Could you copy exactly the lines from the one containing "Read out every word on this page." through the last line of the records below, leaving out any pictures?
══ DATASET EXCERPTS ══
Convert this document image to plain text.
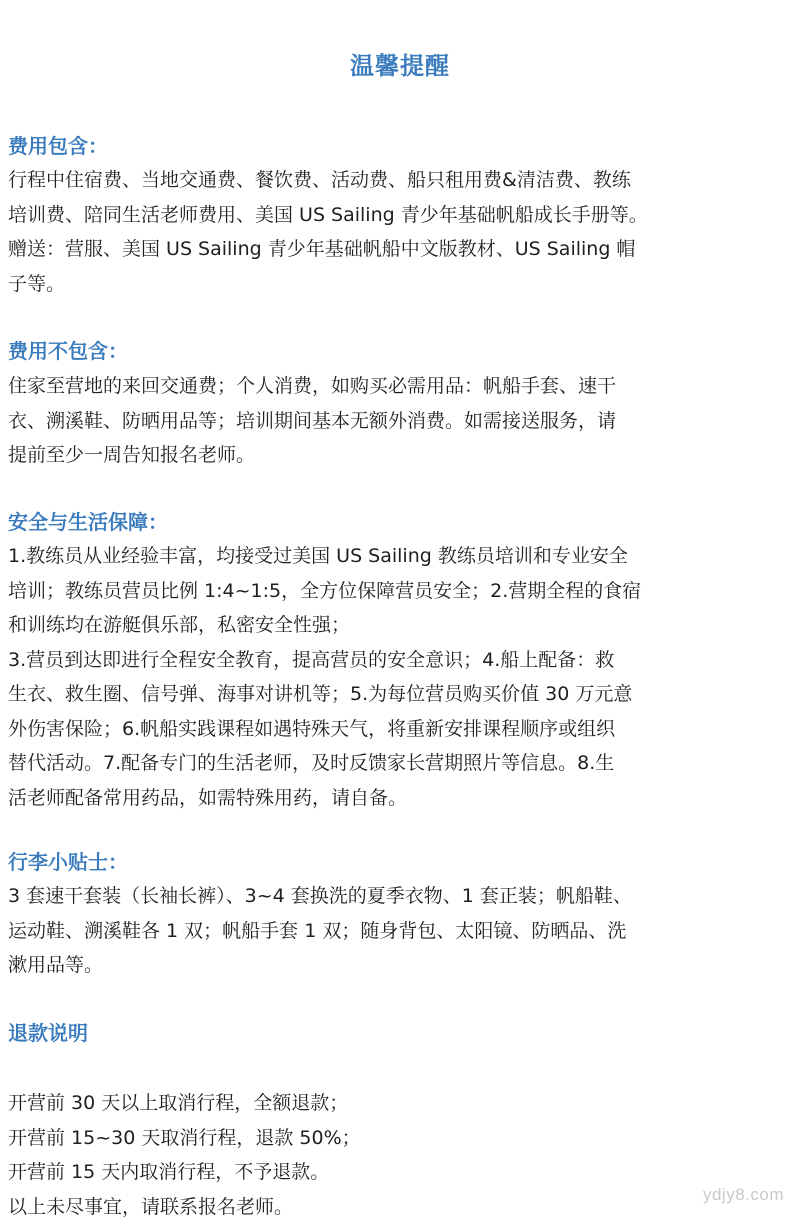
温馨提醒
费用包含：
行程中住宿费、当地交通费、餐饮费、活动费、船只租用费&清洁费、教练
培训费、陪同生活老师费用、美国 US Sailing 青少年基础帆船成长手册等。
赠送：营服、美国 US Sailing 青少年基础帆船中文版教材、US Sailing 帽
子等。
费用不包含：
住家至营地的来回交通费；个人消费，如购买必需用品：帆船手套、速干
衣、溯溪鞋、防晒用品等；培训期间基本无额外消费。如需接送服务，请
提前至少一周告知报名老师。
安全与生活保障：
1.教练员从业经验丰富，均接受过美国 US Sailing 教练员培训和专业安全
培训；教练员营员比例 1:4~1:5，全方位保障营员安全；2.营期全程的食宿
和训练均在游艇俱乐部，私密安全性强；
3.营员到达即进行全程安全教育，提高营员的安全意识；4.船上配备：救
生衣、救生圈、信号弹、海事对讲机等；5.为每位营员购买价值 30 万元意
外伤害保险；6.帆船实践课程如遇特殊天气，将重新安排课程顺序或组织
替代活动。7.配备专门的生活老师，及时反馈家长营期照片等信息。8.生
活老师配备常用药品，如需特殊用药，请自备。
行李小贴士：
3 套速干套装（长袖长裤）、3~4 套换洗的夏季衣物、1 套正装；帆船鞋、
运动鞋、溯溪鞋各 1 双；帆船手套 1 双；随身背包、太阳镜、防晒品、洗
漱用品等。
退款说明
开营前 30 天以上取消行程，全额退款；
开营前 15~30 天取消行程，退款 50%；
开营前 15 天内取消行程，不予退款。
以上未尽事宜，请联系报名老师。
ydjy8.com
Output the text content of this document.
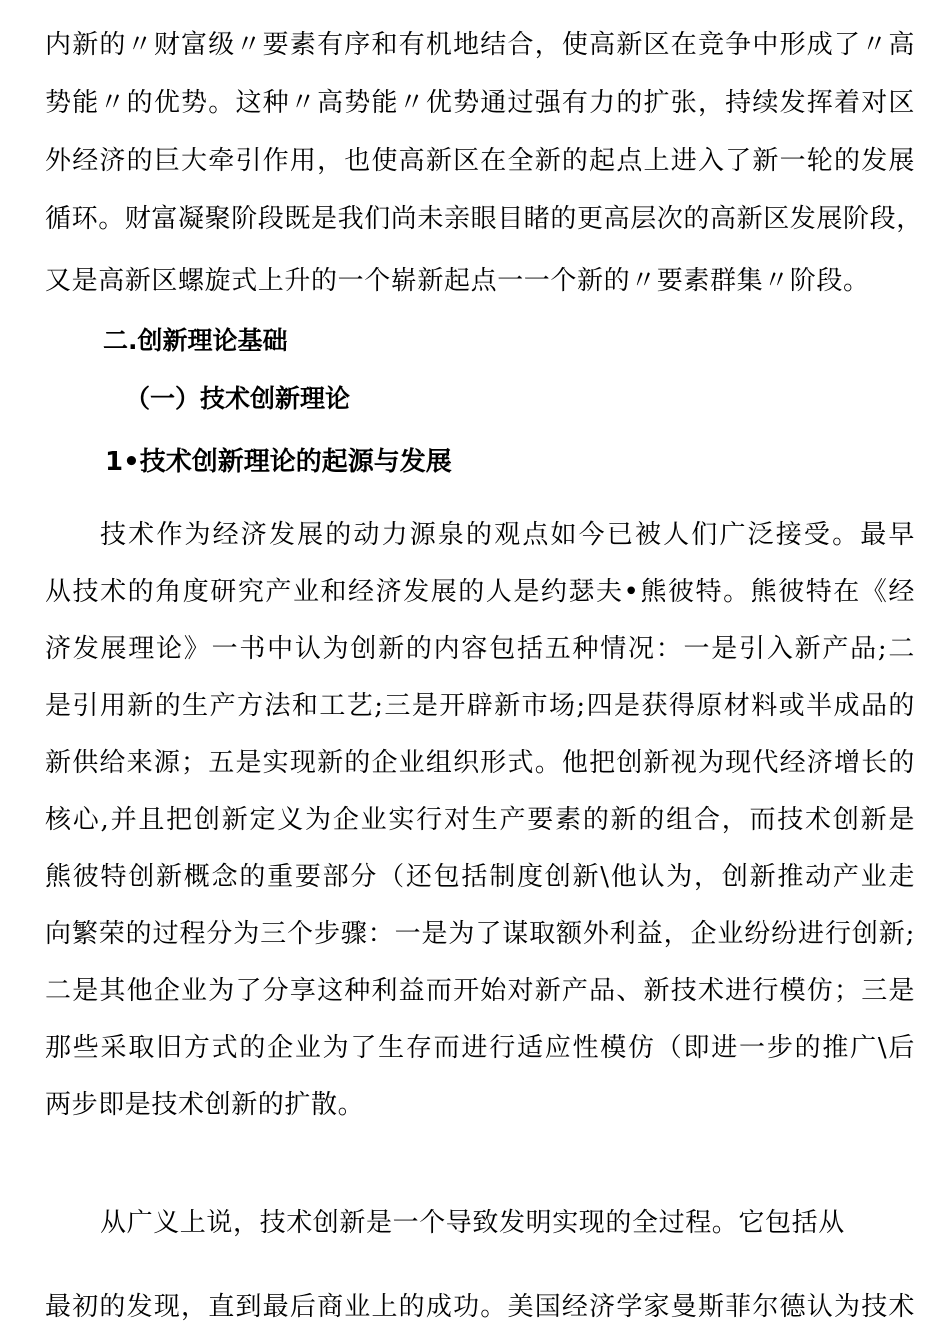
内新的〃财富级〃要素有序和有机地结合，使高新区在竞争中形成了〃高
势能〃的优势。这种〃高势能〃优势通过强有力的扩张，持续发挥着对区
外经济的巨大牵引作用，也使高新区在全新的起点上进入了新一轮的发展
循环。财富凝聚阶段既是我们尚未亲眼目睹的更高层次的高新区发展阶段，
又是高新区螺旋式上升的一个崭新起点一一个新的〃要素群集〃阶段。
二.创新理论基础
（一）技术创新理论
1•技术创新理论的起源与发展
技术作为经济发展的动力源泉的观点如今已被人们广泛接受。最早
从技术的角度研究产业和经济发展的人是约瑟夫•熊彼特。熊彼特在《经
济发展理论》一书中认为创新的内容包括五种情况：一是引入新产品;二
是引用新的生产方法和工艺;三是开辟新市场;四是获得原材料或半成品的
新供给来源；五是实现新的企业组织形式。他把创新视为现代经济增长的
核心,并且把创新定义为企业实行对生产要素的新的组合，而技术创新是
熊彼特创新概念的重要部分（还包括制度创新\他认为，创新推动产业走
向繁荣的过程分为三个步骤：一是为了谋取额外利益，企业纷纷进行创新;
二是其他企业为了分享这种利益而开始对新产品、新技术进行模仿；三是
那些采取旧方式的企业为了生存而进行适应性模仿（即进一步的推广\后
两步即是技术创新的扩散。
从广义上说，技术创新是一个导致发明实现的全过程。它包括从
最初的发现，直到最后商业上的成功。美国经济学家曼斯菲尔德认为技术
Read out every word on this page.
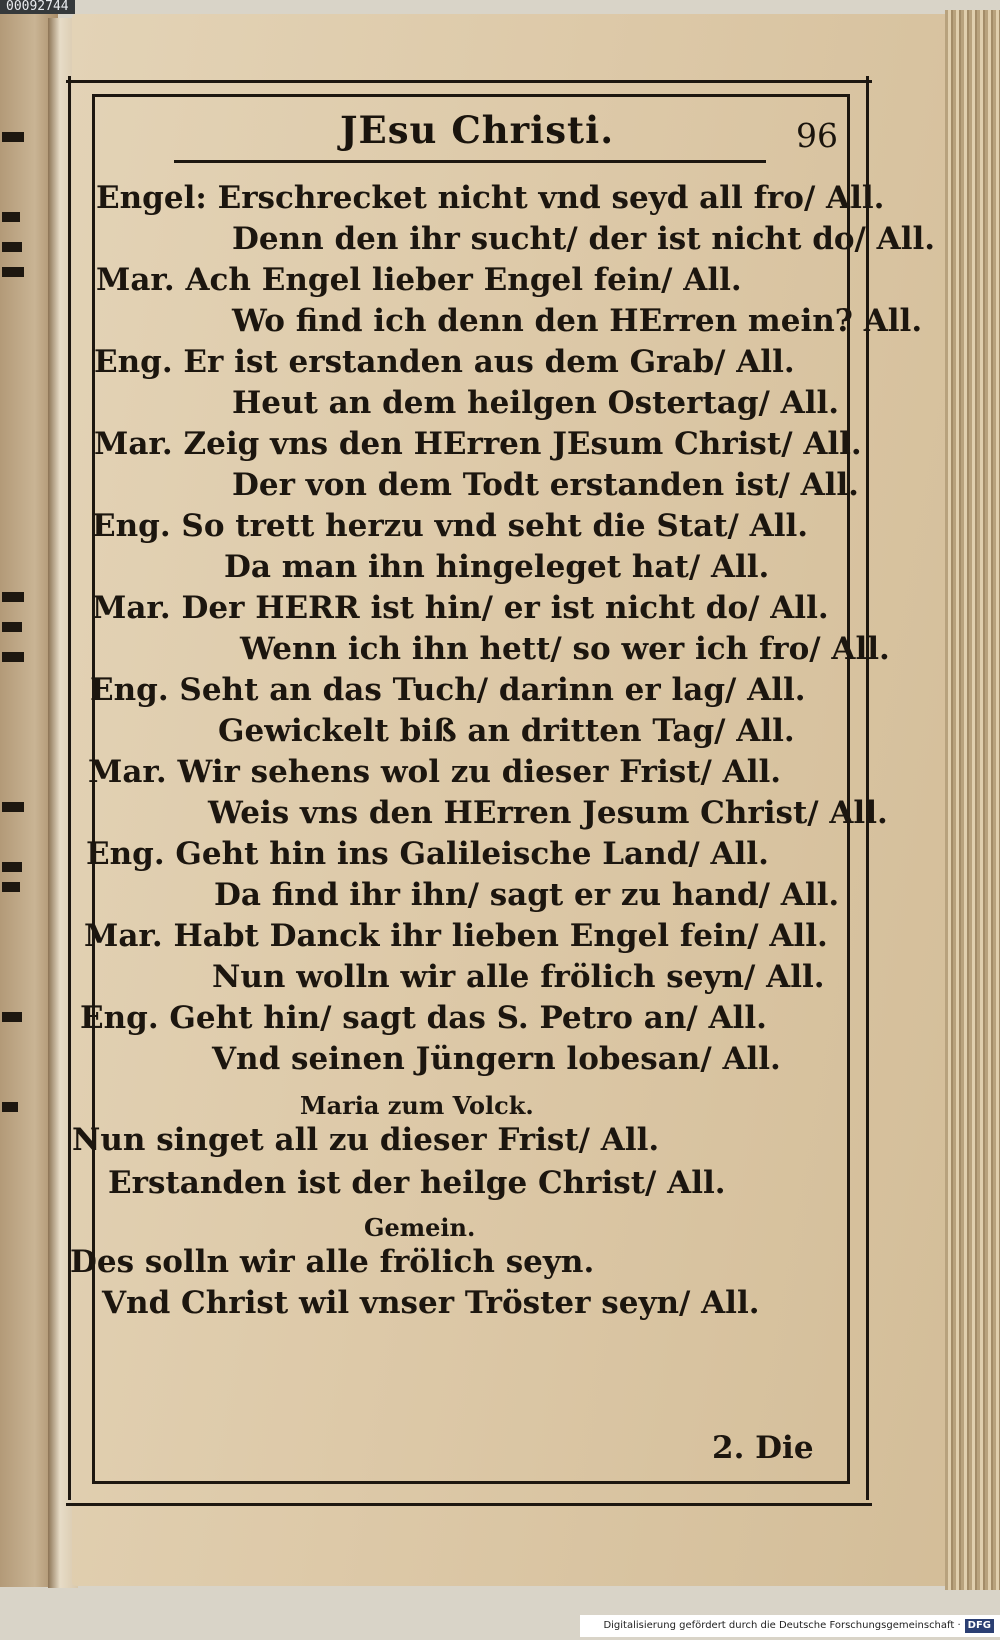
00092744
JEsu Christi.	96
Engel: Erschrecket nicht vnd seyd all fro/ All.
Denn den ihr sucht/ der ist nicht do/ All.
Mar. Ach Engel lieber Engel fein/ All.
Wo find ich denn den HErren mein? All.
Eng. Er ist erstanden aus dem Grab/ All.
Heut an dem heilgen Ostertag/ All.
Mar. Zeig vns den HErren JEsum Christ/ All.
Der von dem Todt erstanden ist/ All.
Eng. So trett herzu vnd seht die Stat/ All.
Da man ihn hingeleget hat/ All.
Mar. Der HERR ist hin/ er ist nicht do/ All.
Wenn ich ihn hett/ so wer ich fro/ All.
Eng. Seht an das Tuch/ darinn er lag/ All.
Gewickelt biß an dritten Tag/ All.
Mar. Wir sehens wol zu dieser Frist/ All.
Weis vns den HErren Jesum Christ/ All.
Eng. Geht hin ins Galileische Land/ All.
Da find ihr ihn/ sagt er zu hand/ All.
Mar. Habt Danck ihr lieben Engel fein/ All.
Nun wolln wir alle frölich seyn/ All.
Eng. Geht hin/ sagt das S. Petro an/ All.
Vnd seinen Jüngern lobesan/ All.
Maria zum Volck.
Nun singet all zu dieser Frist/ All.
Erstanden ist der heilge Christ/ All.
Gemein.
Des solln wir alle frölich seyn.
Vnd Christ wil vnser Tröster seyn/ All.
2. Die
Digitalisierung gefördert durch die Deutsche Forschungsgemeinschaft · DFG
═══
**FINISHED ANSWER:**
Read out every word on this page.
00092744
JEsu Christi.	96
Engel: Erschrecket nicht vnd seyd all fro/ All.
Denn den ihr sucht/ der ist nicht do/ All.
Mar. Ach Engel lieber Engel fein/ All.
Wo find ich denn den HErren mein? All.
Eng. Er ist erstanden aus dem Grab/ All.
Heut an dem heilgen Ostertag/ All.
Mar. Zeig vns den HErren JEsum Christ/ All.
Der von dem Todt erstanden ist/ All.
Eng. So trett herzu vnd seht die Stat/ All.
Da man ihn hingeleget hat/ All.
Mar. Der HERR ist hin/ er ist nicht do/ All.
Wenn ich ihn hett/ so wer ich fro/ All.
Eng. Seht an das Tuch/ darinn er lag/ All.
Gewickelt biß an dritten Tag/ All.
Mar. Wir sehens wol zu dieser Frist/ All.
Weis vns den HErren Jesum Christ/ All.
Eng. Geht hin ins Galileische Land/ All.
Da find ihr ihn/ sagt er zu hand/ All.
Mar. Habt Danck ihr lieben Engel fein/ All.
Nun wolln wir alle frölich seyn/ All.
Eng. Geht hin/ sagt das S. Petro an/ All.
Vnd seinen Jüngern lobesan/ All.
Maria zum Volck.
Nun singet all zu dieser Frist/ All.
Erstanden ist der heilge Christ/ All.
Gemein.
Des solln wir alle frölich seyn.
Vnd Christ wil vnser Tröster seyn/ All.
2. Die
Digitalisierung gefördert durch die Deutsche Forschungsgemeinschaft · DFG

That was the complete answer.